**DATA TO USE**

------------------------------------

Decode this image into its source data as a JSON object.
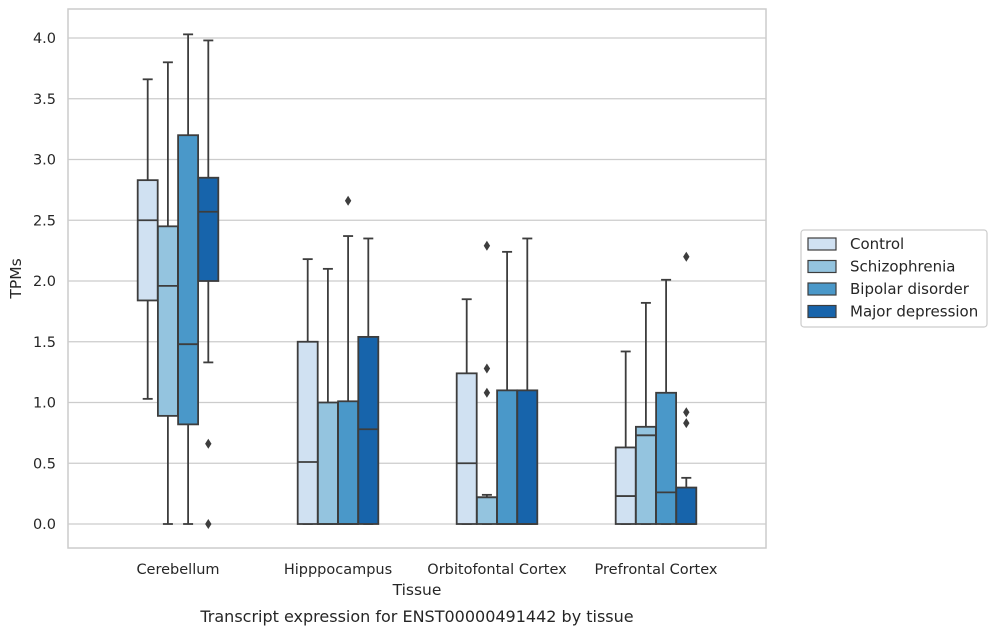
{
  "caption": "Transcript expression for ENST00000491442 by tissue",
  "chart_data": {
    "type": "boxplot",
    "xlabel": "Tissue",
    "ylabel": "TPMs",
    "ylim": [
      -0.19,
      4.24
    ],
    "yticks": [
      "0.0",
      "0.5",
      "1.0",
      "1.5",
      "2.0",
      "2.5",
      "3.0",
      "3.5",
      "4.0"
    ],
    "grid": "horizontal",
    "legend_position": "right",
    "categories": [
      "Cerebellum",
      "Hipppocampus",
      "Orbitofontal Cortex",
      "Prefrontal Cortex"
    ],
    "series": [
      {
        "name": "Control",
        "color": "#d0e1f2",
        "boxes": [
          {
            "whislo": 1.03,
            "q1": 1.84,
            "med": 2.5,
            "q3": 2.83,
            "whishi": 3.66,
            "fliers": []
          },
          {
            "whislo": 0.0,
            "q1": 0.0,
            "med": 0.51,
            "q3": 1.5,
            "whishi": 2.18,
            "fliers": []
          },
          {
            "whislo": 0.0,
            "q1": 0.0,
            "med": 0.5,
            "q3": 1.24,
            "whishi": 1.85,
            "fliers": []
          },
          {
            "whislo": 0.0,
            "q1": 0.0,
            "med": 0.23,
            "q3": 0.63,
            "whishi": 1.42,
            "fliers": []
          }
        ]
      },
      {
        "name": "Schizophrenia",
        "color": "#94c4df",
        "boxes": [
          {
            "whislo": 0.0,
            "q1": 0.89,
            "med": 1.96,
            "q3": 2.45,
            "whishi": 3.8,
            "fliers": []
          },
          {
            "whislo": 0.0,
            "q1": 0.0,
            "med": 0.0,
            "q3": 1.0,
            "whishi": 2.1,
            "fliers": []
          },
          {
            "whislo": 0.0,
            "q1": 0.0,
            "med": 0.22,
            "q3": 0.22,
            "whishi": 0.24,
            "fliers": [
              2.29,
              1.28,
              1.08
            ]
          },
          {
            "whislo": 0.0,
            "q1": 0.0,
            "med": 0.73,
            "q3": 0.8,
            "whishi": 1.82,
            "fliers": []
          }
        ]
      },
      {
        "name": "Bipolar disorder",
        "color": "#4a98c9",
        "boxes": [
          {
            "whislo": 0.0,
            "q1": 0.82,
            "med": 1.48,
            "q3": 3.2,
            "whishi": 4.03,
            "fliers": []
          },
          {
            "whislo": 0.0,
            "q1": 0.0,
            "med": 0.0,
            "q3": 1.01,
            "whishi": 2.37,
            "fliers": [
              2.66
            ]
          },
          {
            "whislo": 0.0,
            "q1": 0.0,
            "med": 0.0,
            "q3": 1.1,
            "whishi": 2.24,
            "fliers": []
          },
          {
            "whislo": 0.0,
            "q1": 0.0,
            "med": 0.26,
            "q3": 1.08,
            "whishi": 2.01,
            "fliers": []
          }
        ]
      },
      {
        "name": "Major depression",
        "color": "#1764ab",
        "boxes": [
          {
            "whislo": 1.33,
            "q1": 2.0,
            "med": 2.57,
            "q3": 2.85,
            "whishi": 3.98,
            "fliers": [
              0.66,
              0.0
            ]
          },
          {
            "whislo": 0.0,
            "q1": 0.0,
            "med": 0.78,
            "q3": 1.54,
            "whishi": 2.35,
            "fliers": []
          },
          {
            "whislo": 0.0,
            "q1": 0.0,
            "med": 0.0,
            "q3": 1.1,
            "whishi": 2.35,
            "fliers": []
          },
          {
            "whislo": 0.0,
            "q1": 0.0,
            "med": 0.0,
            "q3": 0.3,
            "whishi": 0.38,
            "fliers": [
              2.2,
              0.92,
              0.83
            ]
          }
        ]
      }
    ]
  }
}
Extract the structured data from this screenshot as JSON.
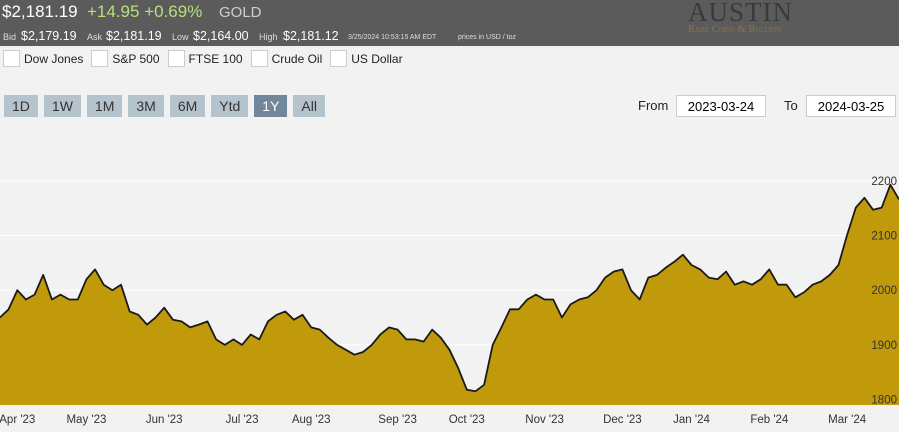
{
  "header": {
    "price": "$2,181.19",
    "change": "+14.95 +0.69%",
    "symbol": "GOLD",
    "bid_label": "Bid",
    "bid": "$2,179.19",
    "ask_label": "Ask",
    "ask": "$2,181.19",
    "low_label": "Low",
    "low": "$2,164.00",
    "high_label": "High",
    "high": "$2,181.12",
    "timestamp": "3/25/2024 10:53:15 AM EDT",
    "units": "prices in USD / toz",
    "logo": "AUSTIN",
    "logo_sub": "Rare Coins & Bullion"
  },
  "compare": [
    "Dow Jones",
    "S&P 500",
    "FTSE 100",
    "Crude Oil",
    "US Dollar"
  ],
  "ranges": [
    "1D",
    "1W",
    "1M",
    "3M",
    "6M",
    "Ytd",
    "1Y",
    "All"
  ],
  "active_range": 6,
  "from_label": "From",
  "from": "2023-03-24",
  "to_label": "To",
  "to": "2024-03-25",
  "chart_data": {
    "type": "area",
    "color": "#c09a0a",
    "line_color": "#1a1a1a",
    "grid": true,
    "categories": [
      null,
      null,
      "Apr '23",
      null,
      null,
      null,
      null,
      null,
      null,
      null,
      "May '23",
      null,
      null,
      null,
      null,
      null,
      null,
      null,
      null,
      "Jun '23",
      null,
      null,
      null,
      null,
      null,
      null,
      null,
      null,
      "Jul '23",
      null,
      null,
      null,
      null,
      null,
      null,
      null,
      "Aug '23",
      null,
      null,
      null,
      null,
      null,
      null,
      null,
      null,
      null,
      "Sep '23",
      null,
      null,
      null,
      null,
      null,
      null,
      null,
      "Oct '23",
      null,
      null,
      null,
      null,
      null,
      null,
      null,
      null,
      "Nov '23",
      null,
      null,
      null,
      null,
      null,
      null,
      null,
      null,
      "Dec '23",
      null,
      null,
      null,
      null,
      null,
      null,
      null,
      "Jan '24",
      null,
      null,
      null,
      null,
      null,
      null,
      null,
      null,
      "Feb '24",
      null,
      null,
      null,
      null,
      null,
      null,
      null,
      null,
      "Mar '24",
      null,
      null,
      null,
      null,
      null,
      null
    ],
    "values": [
      1950,
      1965,
      2000,
      1983,
      1992,
      2028,
      1983,
      1992,
      1983,
      1983,
      2020,
      2038,
      2010,
      2000,
      2010,
      1961,
      1955,
      1937,
      1950,
      1968,
      1946,
      1943,
      1932,
      1937,
      1943,
      1910,
      1900,
      1910,
      1900,
      1919,
      1910,
      1943,
      1955,
      1961,
      1946,
      1955,
      1932,
      1928,
      1913,
      1900,
      1891,
      1882,
      1887,
      1900,
      1919,
      1932,
      1928,
      1910,
      1910,
      1906,
      1928,
      1913,
      1891,
      1858,
      1818,
      1815,
      1827,
      1900,
      1932,
      1965,
      1965,
      1983,
      1992,
      1983,
      1983,
      1950,
      1974,
      1983,
      1987,
      2000,
      2023,
      2034,
      2038,
      2000,
      1983,
      2023,
      2028,
      2041,
      2052,
      2065,
      2046,
      2038,
      2023,
      2020,
      2034,
      2010,
      2016,
      2010,
      2020,
      2038,
      2010,
      2010,
      1987,
      1996,
      2010,
      2016,
      2028,
      2046,
      2101,
      2151,
      2169,
      2147,
      2151,
      2193,
      2166
    ],
    "ylim": [
      1790,
      2293
    ],
    "yticks": [
      1800,
      1900,
      2000,
      2100,
      2200
    ]
  }
}
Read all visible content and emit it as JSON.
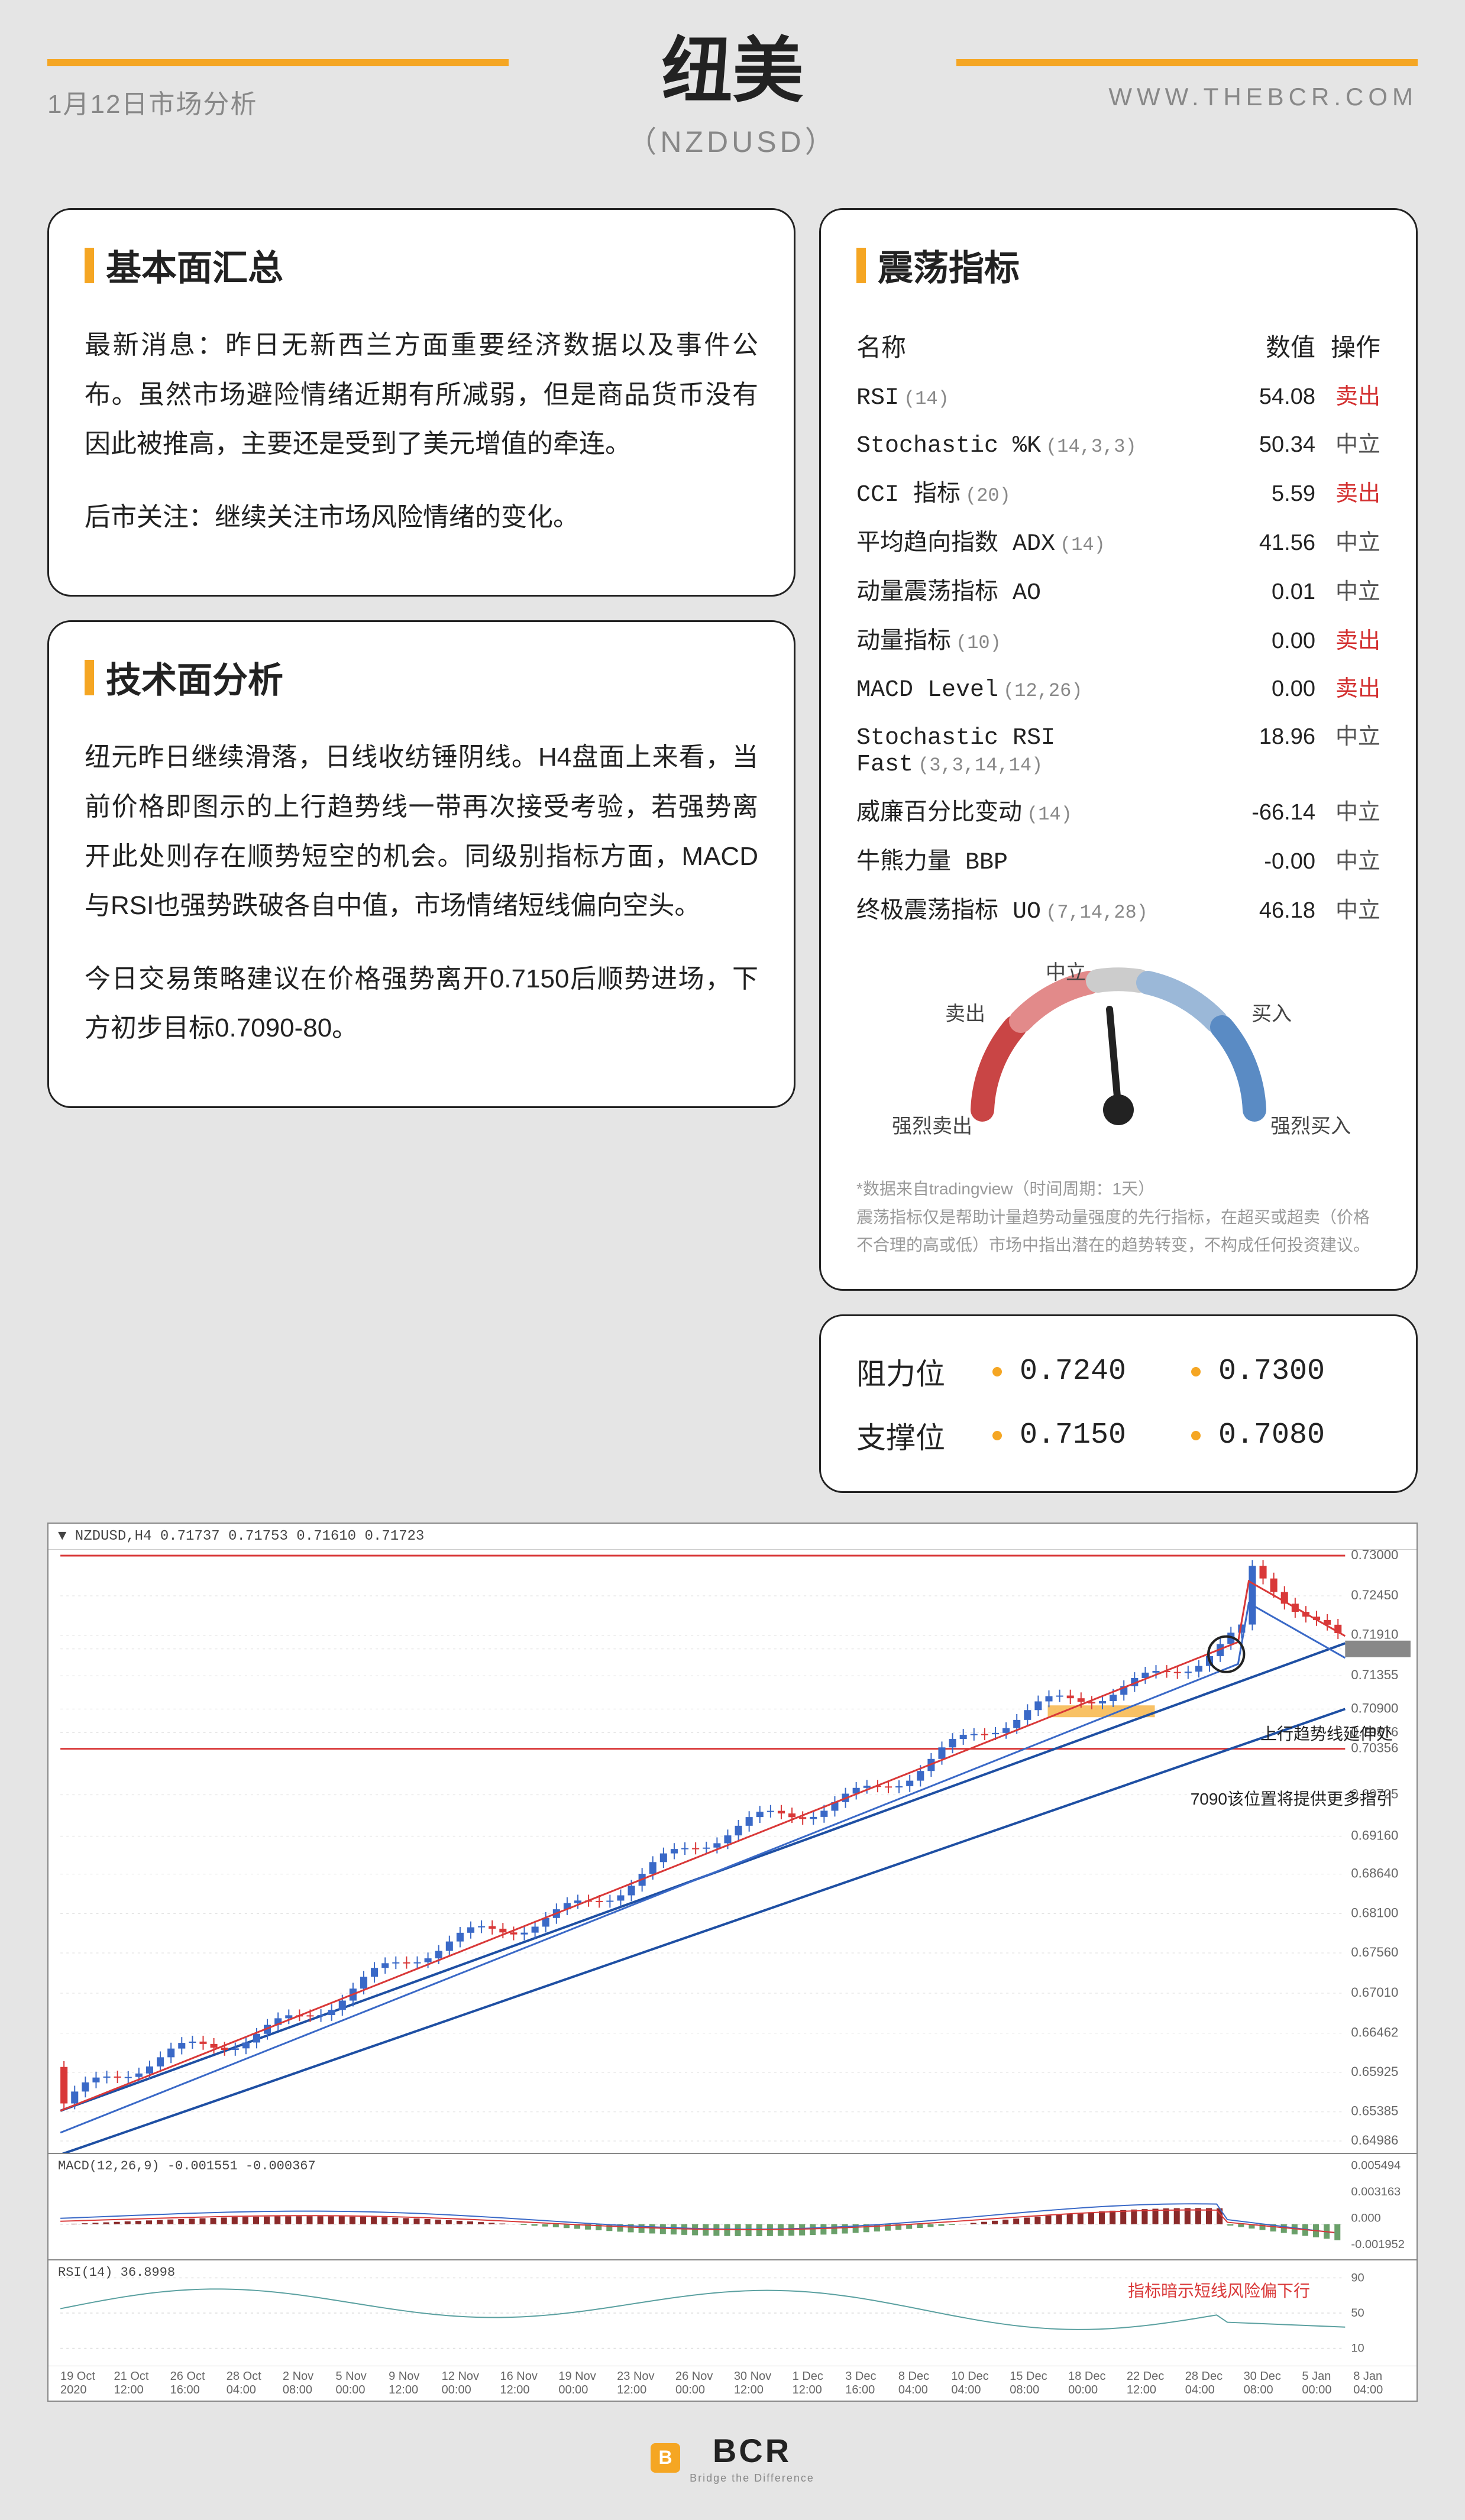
{
  "header": {
    "date": "1月12日市场分析",
    "website": "WWW.THEBCR.COM",
    "title_main": "纽美",
    "title_sub": "（NZDUSD）"
  },
  "fundamental": {
    "title": "基本面汇总",
    "p1": "最新消息：昨日无新西兰方面重要经济数据以及事件公布。虽然市场避险情绪近期有所减弱，但是商品货币没有因此被推高，主要还是受到了美元增值的牵连。",
    "p2": "后市关注：继续关注市场风险情绪的变化。"
  },
  "technical": {
    "title": "技术面分析",
    "p1": "纽元昨日继续滑落，日线收纺锤阴线。H4盘面上来看，当前价格即图示的上行趋势线一带再次接受考验，若强势离开此处则存在顺势短空的机会。同级别指标方面，MACD与RSI也强势跌破各自中值，市场情绪短线偏向空头。",
    "p2": "今日交易策略建议在价格强势离开0.7150后顺势进场，下方初步目标0.7090-80。"
  },
  "oscillator": {
    "title": "震荡指标",
    "head_name": "名称",
    "head_val": "数值",
    "head_act": "操作",
    "rows": [
      {
        "name": "RSI",
        "param": "(14)",
        "val": "54.08",
        "act": "卖出",
        "cls": "sell"
      },
      {
        "name": "Stochastic %K",
        "param": "(14,3,3)",
        "val": "50.34",
        "act": "中立",
        "cls": "neutral"
      },
      {
        "name": "CCI 指标",
        "param": "(20)",
        "val": "5.59",
        "act": "卖出",
        "cls": "sell"
      },
      {
        "name": "平均趋向指数 ADX",
        "param": "(14)",
        "val": "41.56",
        "act": "中立",
        "cls": "neutral"
      },
      {
        "name": "动量震荡指标 AO",
        "param": "",
        "val": "0.01",
        "act": "中立",
        "cls": "neutral"
      },
      {
        "name": "动量指标",
        "param": "(10)",
        "val": "0.00",
        "act": "卖出",
        "cls": "sell"
      },
      {
        "name": "MACD Level",
        "param": "(12,26)",
        "val": "0.00",
        "act": "卖出",
        "cls": "sell"
      },
      {
        "name": "Stochastic RSI Fast",
        "param": "(3,3,14,14)",
        "val": "18.96",
        "act": "中立",
        "cls": "neutral"
      },
      {
        "name": "威廉百分比变动",
        "param": "(14)",
        "val": "-66.14",
        "act": "中立",
        "cls": "neutral"
      },
      {
        "name": "牛熊力量 BBP",
        "param": "",
        "val": "-0.00",
        "act": "中立",
        "cls": "neutral"
      },
      {
        "name": "终极震荡指标 UO",
        "param": "(7,14,28)",
        "val": "46.18",
        "act": "中立",
        "cls": "neutral"
      }
    ],
    "gauge": {
      "labels": {
        "strong_sell": "强烈卖出",
        "sell": "卖出",
        "neutral": "中立",
        "buy": "买入",
        "strong_buy": "强烈买入"
      },
      "needle_angle": -5,
      "colors": {
        "strong_sell": "#c94545",
        "sell": "#e28a8a",
        "neutral": "#cccccc",
        "buy": "#9bb8d8",
        "strong_buy": "#5a8bc4"
      }
    },
    "disclaimer1": "*数据来自tradingview（时间周期：1天）",
    "disclaimer2": "震荡指标仅是帮助计量趋势动量强度的先行指标，在超买或超卖（价格不合理的高或低）市场中指出潜在的趋势转变，不构成任何投资建议。"
  },
  "levels": {
    "resistance_label": "阻力位",
    "support_label": "支撑位",
    "r1": "0.7240",
    "r2": "0.7300",
    "s1": "0.7150",
    "s2": "0.7080"
  },
  "chart": {
    "symbol_header": "▼ NZDUSD,H4  0.71737  0.71753  0.71610  0.71723",
    "macd_header": "MACD(12,26,9) -0.001551 -0.000367",
    "rsi_header": "RSI(14) 36.8998",
    "note1": "上行趋势线延伸处",
    "note2": "7090该位置将提供更多指引",
    "note3": "指标暗示短线风险偏下行",
    "y_ticks": [
      "0.73000",
      "0.72450",
      "0.71910",
      "0.71723",
      "0.71355",
      "0.70900",
      "0.70576",
      "0.70356",
      "0.69725",
      "0.69160",
      "0.68640",
      "0.68100",
      "0.67560",
      "0.67010",
      "0.66462",
      "0.65925",
      "0.65385",
      "0.64986"
    ],
    "macd_ticks": [
      "0.005494",
      "0.003163",
      "0.000",
      "-0.001952"
    ],
    "rsi_ticks": [
      "90",
      "50",
      "10"
    ],
    "x_ticks": [
      "19 Oct 2020",
      "21 Oct 12:00",
      "26 Oct 16:00",
      "28 Oct 04:00",
      "2 Nov 08:00",
      "5 Nov 00:00",
      "9 Nov 12:00",
      "12 Nov 00:00",
      "16 Nov 12:00",
      "19 Nov 00:00",
      "23 Nov 12:00",
      "26 Nov 00:00",
      "30 Nov 12:00",
      "1 Dec 12:00",
      "3 Dec 16:00",
      "8 Dec 04:00",
      "10 Dec 04:00",
      "15 Dec 08:00",
      "18 Dec 00:00",
      "22 Dec 12:00",
      "28 Dec 04:00",
      "30 Dec 08:00",
      "5 Jan 00:00",
      "8 Jan 04:00"
    ],
    "colors": {
      "grid": "#dddddd",
      "up_line1": "#1e4fa3",
      "up_line2": "#1e4fa3",
      "ma_red": "#d93838",
      "ma_blue": "#3a69c7",
      "hline_red": "#d93838",
      "hline_orange": "#f5a623",
      "candle_up": "#3a69c7",
      "candle_down": "#d93838"
    }
  },
  "footer": {
    "logo_letter": "B",
    "logo_name": "BCR",
    "tagline": "Bridge the Difference"
  }
}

------------------------------------

**PROBLEM TO SOLVE**
The lines to collect are those holding the string "param"; copy them all.

**SOLUTION**
        "param": "(14)",
        "param": "(14,3,3)",
        "param": "(20)",
        "param": "(14)",
        "param": "",
        "param": "(10)",
        "param": "(12,26)",
        "param": "(3,3,14,14)",
        "param": "(14)",
        "param": "",
        "param": "(7,14,28)",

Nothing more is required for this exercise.